▶ **Request**
Provide only the number of lines in the listing that contain the string "name".

** Start of Provided records **

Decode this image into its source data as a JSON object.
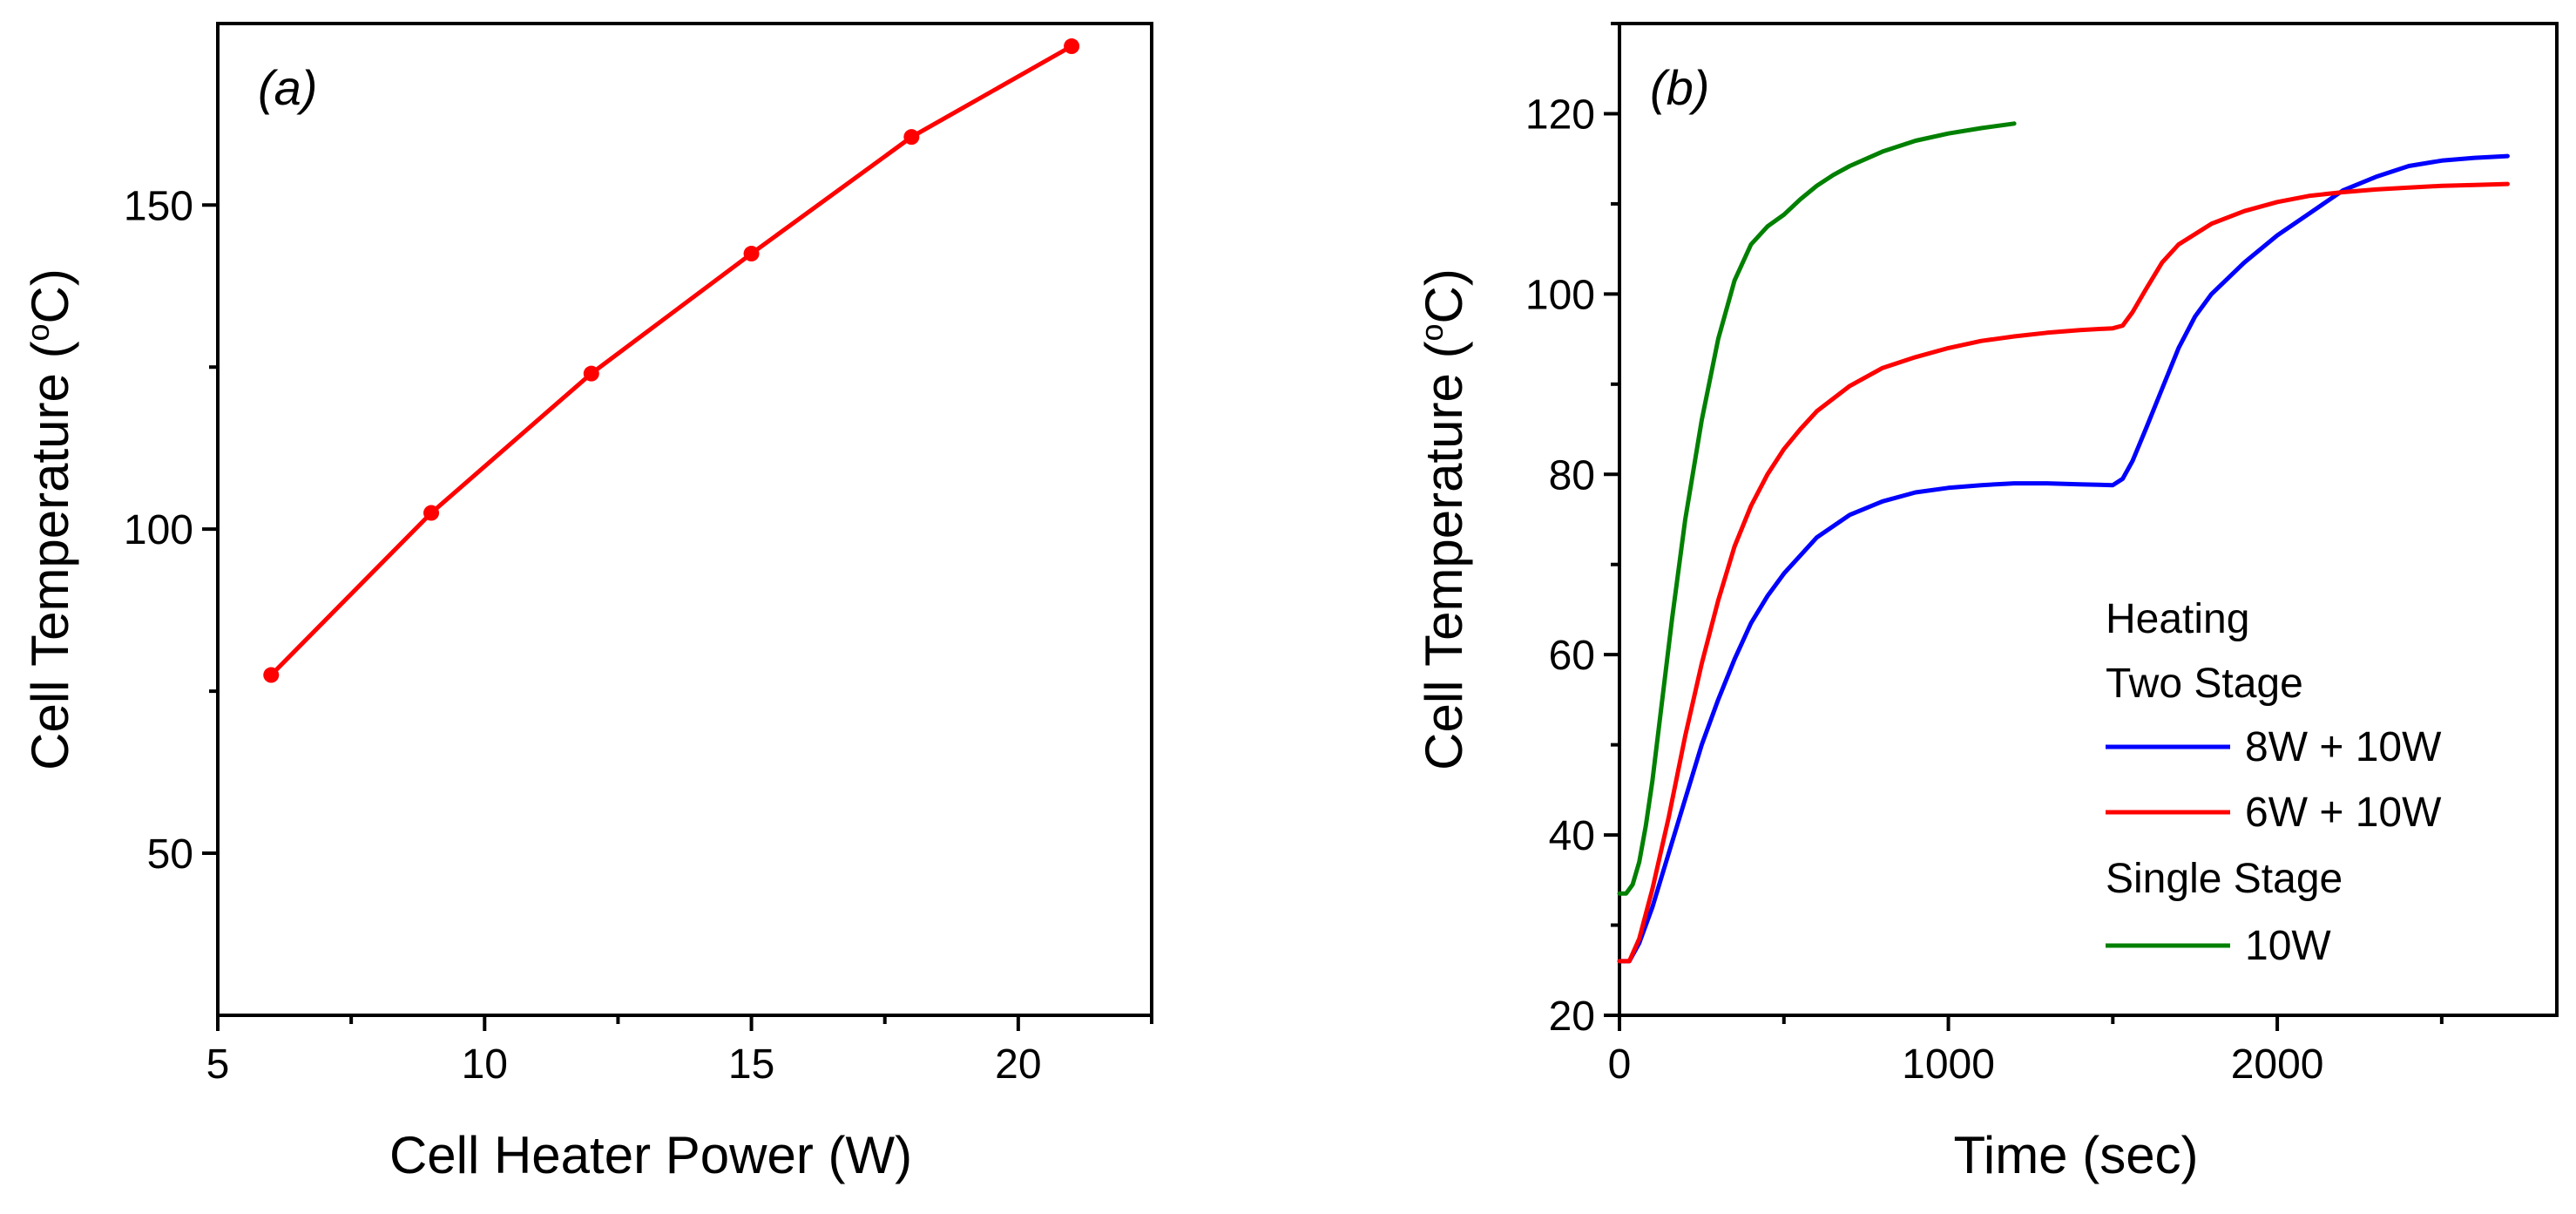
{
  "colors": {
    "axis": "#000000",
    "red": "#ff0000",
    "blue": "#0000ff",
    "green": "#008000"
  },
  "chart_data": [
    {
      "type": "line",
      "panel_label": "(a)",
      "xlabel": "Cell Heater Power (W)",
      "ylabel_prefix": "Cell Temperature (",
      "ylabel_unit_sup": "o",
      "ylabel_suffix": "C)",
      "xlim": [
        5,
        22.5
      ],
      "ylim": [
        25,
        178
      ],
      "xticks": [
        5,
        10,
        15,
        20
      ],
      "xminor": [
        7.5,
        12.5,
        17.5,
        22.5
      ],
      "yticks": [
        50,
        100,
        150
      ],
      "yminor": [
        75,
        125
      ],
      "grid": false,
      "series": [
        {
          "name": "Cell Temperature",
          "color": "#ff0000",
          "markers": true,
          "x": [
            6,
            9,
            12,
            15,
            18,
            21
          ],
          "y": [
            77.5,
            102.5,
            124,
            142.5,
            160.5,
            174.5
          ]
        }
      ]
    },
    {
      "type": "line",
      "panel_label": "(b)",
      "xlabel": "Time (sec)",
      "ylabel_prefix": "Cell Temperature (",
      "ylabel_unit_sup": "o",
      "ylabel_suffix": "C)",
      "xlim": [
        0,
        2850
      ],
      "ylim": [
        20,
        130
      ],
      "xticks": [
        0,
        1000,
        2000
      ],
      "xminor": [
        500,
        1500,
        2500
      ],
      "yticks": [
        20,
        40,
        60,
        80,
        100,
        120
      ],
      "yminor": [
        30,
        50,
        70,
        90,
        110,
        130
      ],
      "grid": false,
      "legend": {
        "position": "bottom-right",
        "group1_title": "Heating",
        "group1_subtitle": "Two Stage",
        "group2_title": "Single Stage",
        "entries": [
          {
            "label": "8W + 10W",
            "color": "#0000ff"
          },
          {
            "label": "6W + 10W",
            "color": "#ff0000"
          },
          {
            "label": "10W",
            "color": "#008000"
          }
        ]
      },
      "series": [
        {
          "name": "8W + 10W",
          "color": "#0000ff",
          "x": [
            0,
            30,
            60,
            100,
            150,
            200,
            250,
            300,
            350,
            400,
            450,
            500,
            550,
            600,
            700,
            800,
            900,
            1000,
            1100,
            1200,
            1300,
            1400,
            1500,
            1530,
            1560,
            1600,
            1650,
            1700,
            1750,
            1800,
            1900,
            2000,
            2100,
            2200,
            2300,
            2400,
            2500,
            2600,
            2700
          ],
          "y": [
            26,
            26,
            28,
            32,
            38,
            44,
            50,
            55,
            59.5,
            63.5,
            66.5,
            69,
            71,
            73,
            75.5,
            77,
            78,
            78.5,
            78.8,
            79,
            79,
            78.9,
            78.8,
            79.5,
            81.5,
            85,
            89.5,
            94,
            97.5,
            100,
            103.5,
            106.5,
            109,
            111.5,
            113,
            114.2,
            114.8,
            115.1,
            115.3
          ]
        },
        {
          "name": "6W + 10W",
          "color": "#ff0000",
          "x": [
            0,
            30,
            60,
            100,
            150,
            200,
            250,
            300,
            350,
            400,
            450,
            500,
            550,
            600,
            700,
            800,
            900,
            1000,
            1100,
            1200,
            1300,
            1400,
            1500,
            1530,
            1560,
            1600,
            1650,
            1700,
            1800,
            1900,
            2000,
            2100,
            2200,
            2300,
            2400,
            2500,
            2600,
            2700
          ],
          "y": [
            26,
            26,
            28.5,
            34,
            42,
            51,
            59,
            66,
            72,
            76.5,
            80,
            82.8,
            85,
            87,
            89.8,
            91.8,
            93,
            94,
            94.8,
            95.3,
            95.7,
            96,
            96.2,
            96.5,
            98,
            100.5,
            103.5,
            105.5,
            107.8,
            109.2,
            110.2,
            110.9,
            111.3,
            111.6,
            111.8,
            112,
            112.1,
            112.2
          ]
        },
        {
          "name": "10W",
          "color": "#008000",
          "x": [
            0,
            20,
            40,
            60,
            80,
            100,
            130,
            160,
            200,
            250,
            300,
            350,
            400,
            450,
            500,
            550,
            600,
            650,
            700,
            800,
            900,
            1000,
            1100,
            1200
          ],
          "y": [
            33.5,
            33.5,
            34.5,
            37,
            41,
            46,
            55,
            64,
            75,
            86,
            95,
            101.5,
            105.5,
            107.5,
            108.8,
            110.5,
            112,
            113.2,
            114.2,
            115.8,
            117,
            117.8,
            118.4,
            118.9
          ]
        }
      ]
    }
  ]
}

** End of Provided records **

▶ **Solution to this task**
4